(WRITTEN EXERCISE) Omit all pictures. Copy the rest of the material exactly.

+++

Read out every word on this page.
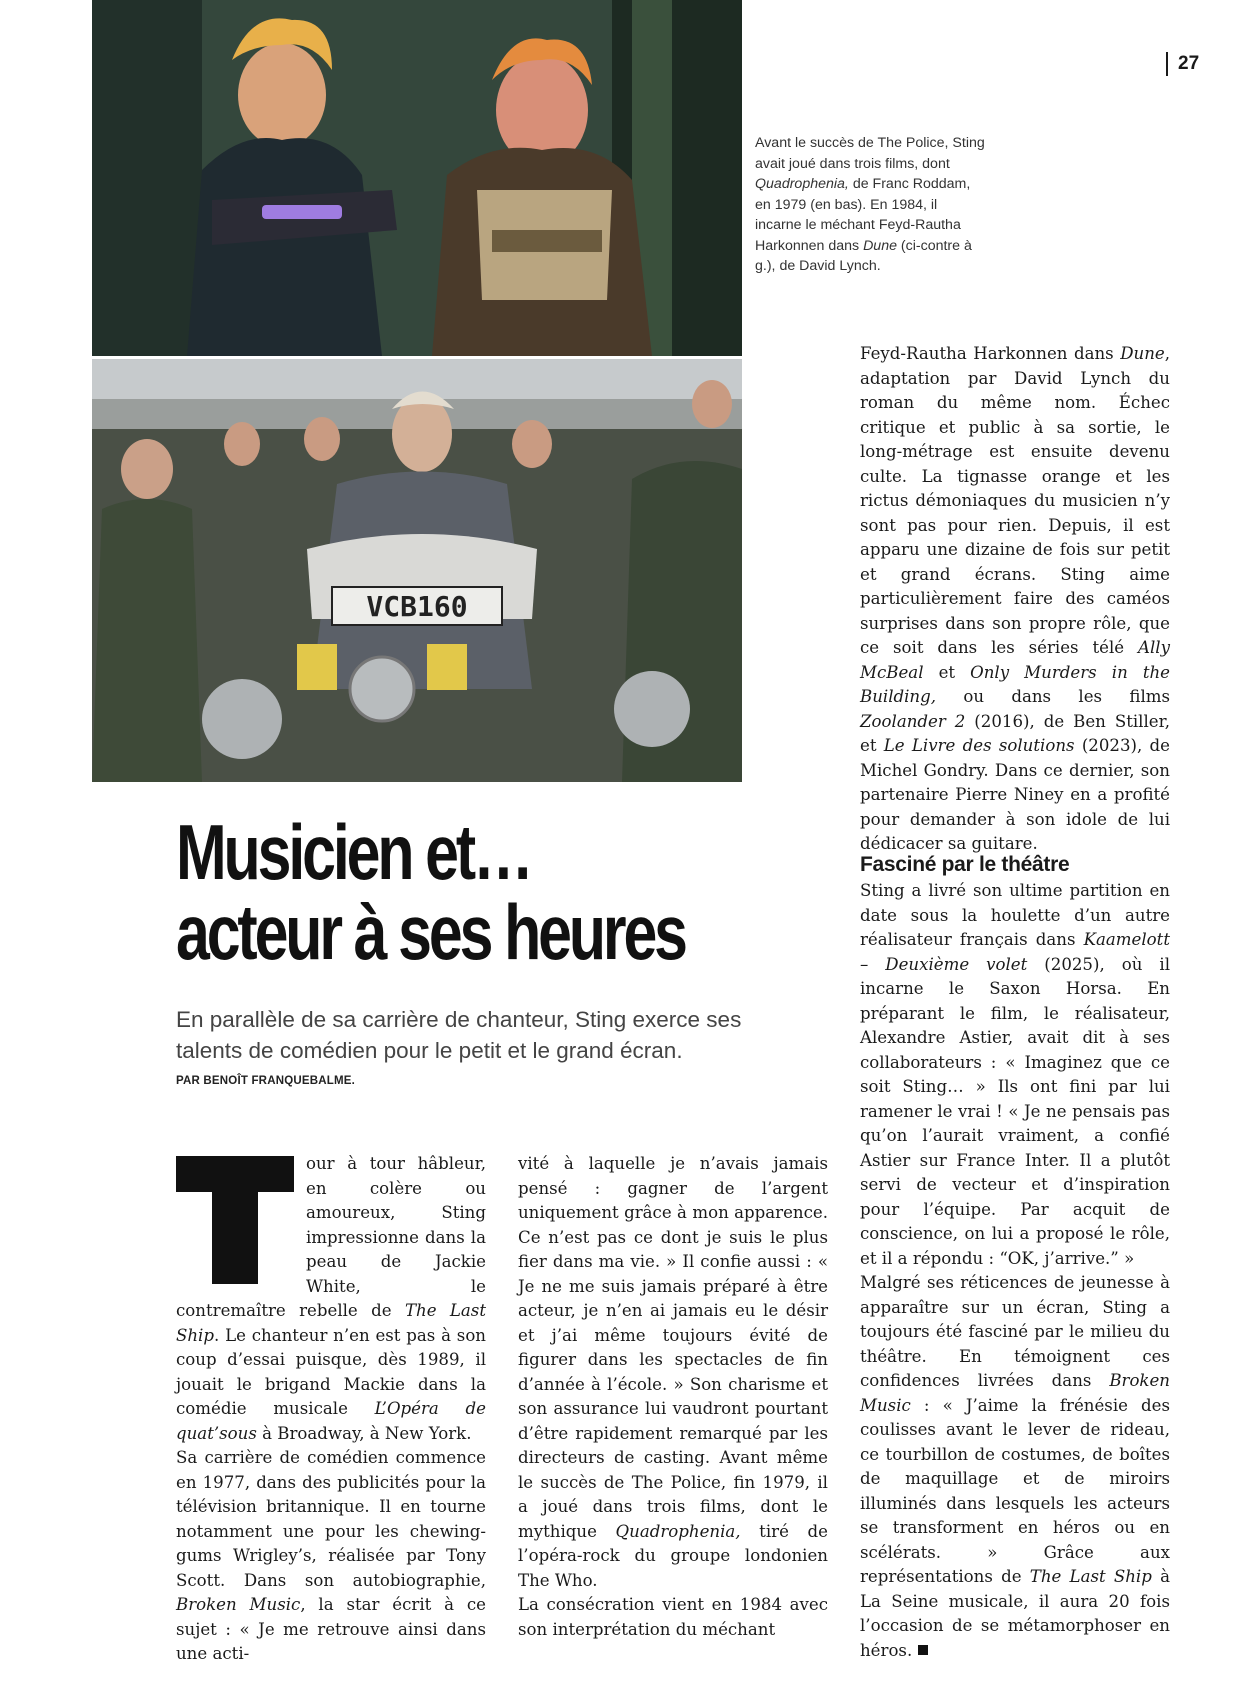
27
VCB160
Avant le succès de The Police, Sting avait joué dans trois films, dont Quadrophenia, de Franc Roddam, en 1979 (en bas). En 1984, il incarne le méchant Feyd-Rautha Harkonnen dans Dune (ci-contre à g.), de David Lynch.
Musicien et…
acteur à ses heures
En parallèle de sa carrière de chanteur, Sting exerce ses talents de comédien pour le petit et le grand écran.
PAR BENOÎT FRANQUEBALME.

our à tour hâbleur, en colère ou amoureux, Sting impressionne dans la peau de Jackie White, le contremaître rebelle de The Last Ship. Le chanteur n’en est pas à son coup d’essai puisque, dès 1989, il jouait le brigand Mackie dans la comédie musicale L’Opéra de quat’sous à Broadway, à New York.

Sa carrière de comédien commence en 1977, dans des publicités pour la télévision britannique. Il en tourne notamment une pour les chewing-gums Wrigley’s, réalisée par Tony Scott. Dans son autobiographie, Broken Music, la star écrit à ce sujet : « Je me retrouve ainsi dans une acti-

vité à laquelle je n’avais jamais pensé : gagner de l’argent uniquement grâce à mon apparence. Ce n’est pas ce dont je suis le plus fier dans ma vie. » Il confie aussi : « Je ne me suis jamais préparé à être acteur, je n’en ai jamais eu le désir et j’ai même toujours évité de figurer dans les spectacles de fin d’année à l’école. » Son charisme et son assurance lui vaudront pourtant d’être rapidement remarqué par les directeurs de casting. Avant même le succès de The Police, fin 1979, il a joué dans trois films, dont le mythique Quadrophenia, tiré de l’opéra-rock du groupe londonien The Who.

La consécration vient en 1984 avec son interprétation du méchant

Feyd-Rautha Harkonnen dans Dune, adaptation par David Lynch du roman du même nom. Échec critique et public à sa sortie, le long-métrage est ensuite devenu culte. La tignasse orange et les rictus démoniaques du musicien n’y sont pas pour rien. Depuis, il est apparu une dizaine de fois sur petit et grand écrans. Sting aime particulièrement faire des caméos surprises dans son propre rôle, que ce soit dans les séries télé Ally McBeal et Only Murders in the Building, ou dans les films Zoolander 2 (2016), de Ben Stiller, et Le Livre des solutions (2023), de Michel Gondry. Dans ce dernier, son partenaire Pierre Niney en a profité pour demander à son idole de lui dédicacer sa guitare.

Fasciné par le théâtre

Sting a livré son ultime partition en date sous la houlette d’un autre réalisateur français dans Kaamelott – Deuxième volet (2025), où il incarne le Saxon Horsa. En préparant le film, le réalisateur, Alexandre Astier, avait dit à ses collaborateurs : « Imaginez que ce soit Sting… » Ils ont fini par lui ramener le vrai ! « Je ne pensais pas qu’on l’aurait vraiment, a confié Astier sur France Inter. Il a plutôt servi de vecteur et d’inspiration pour l’équipe. Par acquit de conscience, on lui a proposé le rôle, et il a répondu : “OK, j’arrive.” »

Malgré ses réticences de jeunesse à apparaître sur un écran, Sting a toujours été fasciné par le milieu du théâtre. En témoignent ces confidences livrées dans Broken Music : « J’aime la frénésie des coulisses avant le lever de rideau, ce tourbillon de costumes, de boîtes de maquillage et de miroirs illuminés dans lesquels les acteurs se transforment en héros ou en scélérats. » Grâce aux représentations de The Last Ship à La Seine musicale, il aura 20 fois l’occasion de se métamorphoser en héros.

+++

(REPLY TO THE TASK)
Read out every word on this page.
27
VCB160
Avant le succès de The Police, Sting avait joué dans trois films, dont Quadrophenia, de Franc Roddam, en 1979 (en bas). En 1984, il incarne le méchant Feyd-Rautha Harkonnen dans Dune (ci-contre à g.), de David Lynch.
Musicien et…
acteur à ses heures
En parallèle de sa carrière de chanteur, Sting exerce ses talents de comédien pour le petit et le grand écran.
PAR BENOÎT FRANQUEBALME.

our à tour hâbleur, en colère ou amoureux, Sting impressionne dans la peau de Jackie White, le contremaître rebelle de The Last Ship. Le chanteur n’en est pas à son coup d’essai puisque, dès 1989, il jouait le brigand Mackie dans la comédie musicale L’Opéra de quat’sous à Broadway, à New York.

Sa carrière de comédien commence en 1977, dans des publicités pour la télévision britannique. Il en tourne notamment une pour les chewing-gums Wrigley’s, réalisée par Tony Scott. Dans son autobiographie, Broken Music, la star écrit à ce sujet : « Je me retrouve ainsi dans une acti-

vité à laquelle je n’avais jamais pensé : gagner de l’argent uniquement grâce à mon apparence. Ce n’est pas ce dont je suis le plus fier dans ma vie. » Il confie aussi : « Je ne me suis jamais préparé à être acteur, je n’en ai jamais eu le désir et j’ai même toujours évité de figurer dans les spectacles de fin d’année à l’école. » Son charisme et son assurance lui vaudront pourtant d’être rapidement remarqué par les directeurs de casting. Avant même le succès de The Police, fin 1979, il a joué dans trois films, dont le mythique Quadrophenia, tiré de l’opéra-rock du groupe londonien The Who.

La consécration vient en 1984 avec son interprétation du méchant

Feyd-Rautha Harkonnen dans Dune, adaptation par David Lynch du roman du même nom. Échec critique et public à sa sortie, le long-métrage est ensuite devenu culte. La tignasse orange et les rictus démoniaques du musicien n’y sont pas pour rien. Depuis, il est apparu une dizaine de fois sur petit et grand écrans. Sting aime particulièrement faire des caméos surprises dans son propre rôle, que ce soit dans les séries télé Ally McBeal et Only Murders in the Building, ou dans les films Zoolander 2 (2016), de Ben Stiller, et Le Livre des solutions (2023), de Michel Gondry. Dans ce dernier, son partenaire Pierre Niney en a profité pour demander à son idole de lui dédicacer sa guitare.

Fasciné par le théâtre

Sting a livré son ultime partition en date sous la houlette d’un autre réalisateur français dans Kaamelott – Deuxième volet (2025), où il incarne le Saxon Horsa. En préparant le film, le réalisateur, Alexandre Astier, avait dit à ses collaborateurs : « Imaginez que ce soit Sting… » Ils ont fini par lui ramener le vrai ! « Je ne pensais pas qu’on l’aurait vraiment, a confié Astier sur France Inter. Il a plutôt servi de vecteur et d’inspiration pour l’équipe. Par acquit de conscience, on lui a proposé le rôle, et il a répondu : “OK, j’arrive.” »

Malgré ses réticences de jeunesse à apparaître sur un écran, Sting a toujours été fasciné par le milieu du théâtre. En témoignent ces confidences livrées dans Broken Music : « J’aime la frénésie des coulisses avant le lever de rideau, ce tourbillon de costumes, de boîtes de maquillage et de miroirs illuminés dans lesquels les acteurs se transforment en héros ou en scélérats. » Grâce aux représentations de The Last Ship à La Seine musicale, il aura 20 fois l’occasion de se métamorphoser en héros.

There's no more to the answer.